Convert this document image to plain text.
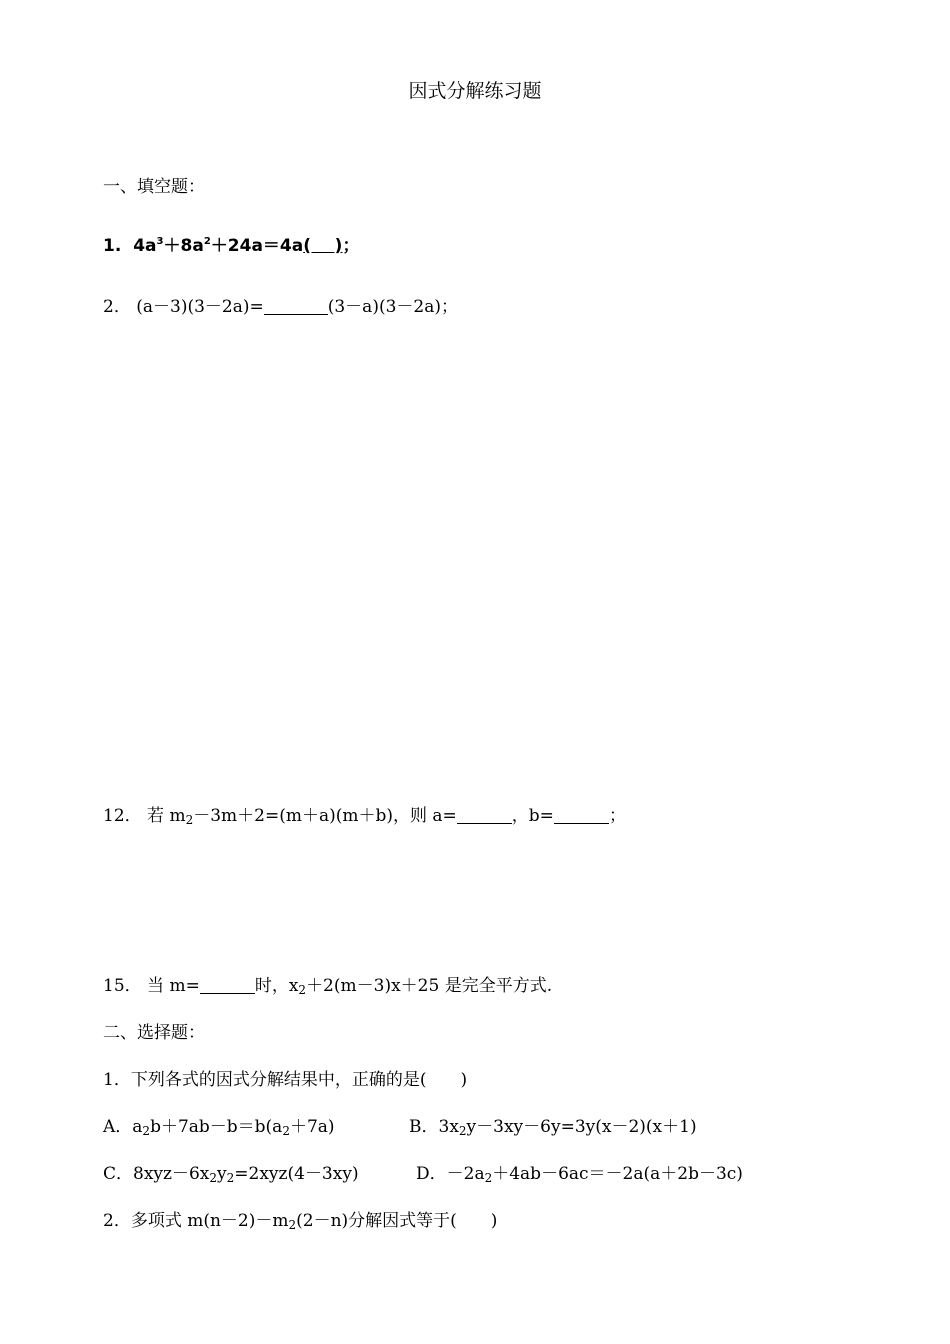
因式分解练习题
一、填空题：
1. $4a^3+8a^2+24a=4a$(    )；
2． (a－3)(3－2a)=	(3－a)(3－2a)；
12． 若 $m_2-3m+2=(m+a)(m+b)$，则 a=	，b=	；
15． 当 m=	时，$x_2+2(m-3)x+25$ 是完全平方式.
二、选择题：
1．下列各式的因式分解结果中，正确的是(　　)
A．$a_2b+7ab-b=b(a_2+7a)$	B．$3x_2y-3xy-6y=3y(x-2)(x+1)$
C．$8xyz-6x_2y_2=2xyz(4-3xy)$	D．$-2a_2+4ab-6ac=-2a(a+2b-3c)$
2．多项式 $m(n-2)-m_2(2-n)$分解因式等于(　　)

----

Exercise directions:
Each record above should come back exactly the same, only without its pictures.

Result for this task:
Convert this document image to plain text.
因式分解练习题
一、填空题：
1. $4a^3+8a^2+24a=4a$(    )；
2． (a－3)(3－2a)=	(3－a)(3－2a)；
12． 若 $m_2-3m+2=(m+a)(m+b)$，则 a=	，b=	；
15． 当 m=	时，$x_2+2(m-3)x+25$ 是完全平方式.
二、选择题：
1．下列各式的因式分解结果中，正确的是(　　)
A．$a_2b+7ab-b=b(a_2+7a)$	B．$3x_2y-3xy-6y=3y(x-2)(x+1)$
C．$8xyz-6x_2y_2=2xyz(4-3xy)$	D．$-2a_2+4ab-6ac=-2a(a+2b-3c)$
2．多项式 $m(n-2)-m_2(2-n)$分解因式等于(　　)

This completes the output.